-- Start of RECORDS SHOWN --

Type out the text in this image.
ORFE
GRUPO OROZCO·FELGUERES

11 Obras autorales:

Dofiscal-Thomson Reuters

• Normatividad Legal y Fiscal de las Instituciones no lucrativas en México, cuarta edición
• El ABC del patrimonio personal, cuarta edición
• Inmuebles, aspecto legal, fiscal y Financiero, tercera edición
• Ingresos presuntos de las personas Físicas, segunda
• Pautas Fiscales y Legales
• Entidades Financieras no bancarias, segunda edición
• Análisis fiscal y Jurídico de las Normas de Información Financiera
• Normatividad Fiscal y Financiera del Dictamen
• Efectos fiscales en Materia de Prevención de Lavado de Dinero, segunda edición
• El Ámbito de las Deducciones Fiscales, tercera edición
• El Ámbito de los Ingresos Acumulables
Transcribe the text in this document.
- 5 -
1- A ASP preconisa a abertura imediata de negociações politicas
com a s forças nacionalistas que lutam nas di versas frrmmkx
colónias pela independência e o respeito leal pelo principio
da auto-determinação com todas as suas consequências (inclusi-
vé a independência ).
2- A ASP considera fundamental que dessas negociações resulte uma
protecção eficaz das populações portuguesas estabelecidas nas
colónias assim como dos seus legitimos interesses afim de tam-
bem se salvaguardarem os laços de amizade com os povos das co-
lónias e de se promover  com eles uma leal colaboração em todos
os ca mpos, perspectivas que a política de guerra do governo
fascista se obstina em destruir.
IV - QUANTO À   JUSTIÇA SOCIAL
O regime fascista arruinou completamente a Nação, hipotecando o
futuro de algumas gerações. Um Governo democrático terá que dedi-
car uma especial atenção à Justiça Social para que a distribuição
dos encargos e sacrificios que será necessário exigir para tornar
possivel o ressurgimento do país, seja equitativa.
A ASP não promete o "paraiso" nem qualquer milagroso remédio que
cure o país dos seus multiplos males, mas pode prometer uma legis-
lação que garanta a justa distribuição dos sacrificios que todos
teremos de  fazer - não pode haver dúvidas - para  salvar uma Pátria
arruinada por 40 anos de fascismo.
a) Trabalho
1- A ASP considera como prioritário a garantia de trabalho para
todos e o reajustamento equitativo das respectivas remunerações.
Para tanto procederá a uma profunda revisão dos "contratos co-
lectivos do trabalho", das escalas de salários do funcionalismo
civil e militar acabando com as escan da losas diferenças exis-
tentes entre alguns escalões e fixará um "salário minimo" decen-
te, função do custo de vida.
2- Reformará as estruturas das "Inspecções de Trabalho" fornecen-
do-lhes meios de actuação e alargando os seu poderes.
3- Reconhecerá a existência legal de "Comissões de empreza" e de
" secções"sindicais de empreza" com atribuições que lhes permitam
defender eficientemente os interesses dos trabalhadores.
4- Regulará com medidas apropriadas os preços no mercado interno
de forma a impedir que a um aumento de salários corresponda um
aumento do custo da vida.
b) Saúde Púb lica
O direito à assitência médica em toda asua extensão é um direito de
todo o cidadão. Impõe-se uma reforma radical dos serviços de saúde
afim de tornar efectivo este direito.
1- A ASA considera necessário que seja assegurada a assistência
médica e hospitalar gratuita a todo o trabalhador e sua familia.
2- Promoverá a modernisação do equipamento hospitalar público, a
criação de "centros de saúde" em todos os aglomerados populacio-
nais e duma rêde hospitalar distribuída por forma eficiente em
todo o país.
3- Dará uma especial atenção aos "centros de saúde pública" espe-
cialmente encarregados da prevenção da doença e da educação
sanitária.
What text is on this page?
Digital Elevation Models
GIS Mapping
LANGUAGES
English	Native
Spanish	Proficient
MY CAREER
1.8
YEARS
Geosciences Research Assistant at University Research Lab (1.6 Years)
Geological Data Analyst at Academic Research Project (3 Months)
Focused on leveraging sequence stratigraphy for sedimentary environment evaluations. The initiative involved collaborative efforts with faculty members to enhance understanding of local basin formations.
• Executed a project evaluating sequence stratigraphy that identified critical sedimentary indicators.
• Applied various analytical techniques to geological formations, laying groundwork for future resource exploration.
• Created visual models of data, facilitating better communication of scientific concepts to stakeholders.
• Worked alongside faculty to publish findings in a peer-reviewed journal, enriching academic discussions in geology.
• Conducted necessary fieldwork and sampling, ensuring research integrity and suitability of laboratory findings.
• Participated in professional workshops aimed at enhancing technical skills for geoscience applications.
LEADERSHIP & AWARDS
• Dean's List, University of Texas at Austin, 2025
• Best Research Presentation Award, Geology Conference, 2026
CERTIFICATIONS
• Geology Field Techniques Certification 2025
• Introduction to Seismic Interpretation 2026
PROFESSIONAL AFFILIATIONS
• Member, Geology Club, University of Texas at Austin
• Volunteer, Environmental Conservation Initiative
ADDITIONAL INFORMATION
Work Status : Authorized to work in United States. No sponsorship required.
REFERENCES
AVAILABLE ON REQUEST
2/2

-- End of RECORDS SHOWN --

PROBLEM DESCRIPTION
Return every line containing "afim".

FINAL RESULT
colónias assim como dos seus legitimos interesses afim de tam-
afim de tornar efectivo este direito.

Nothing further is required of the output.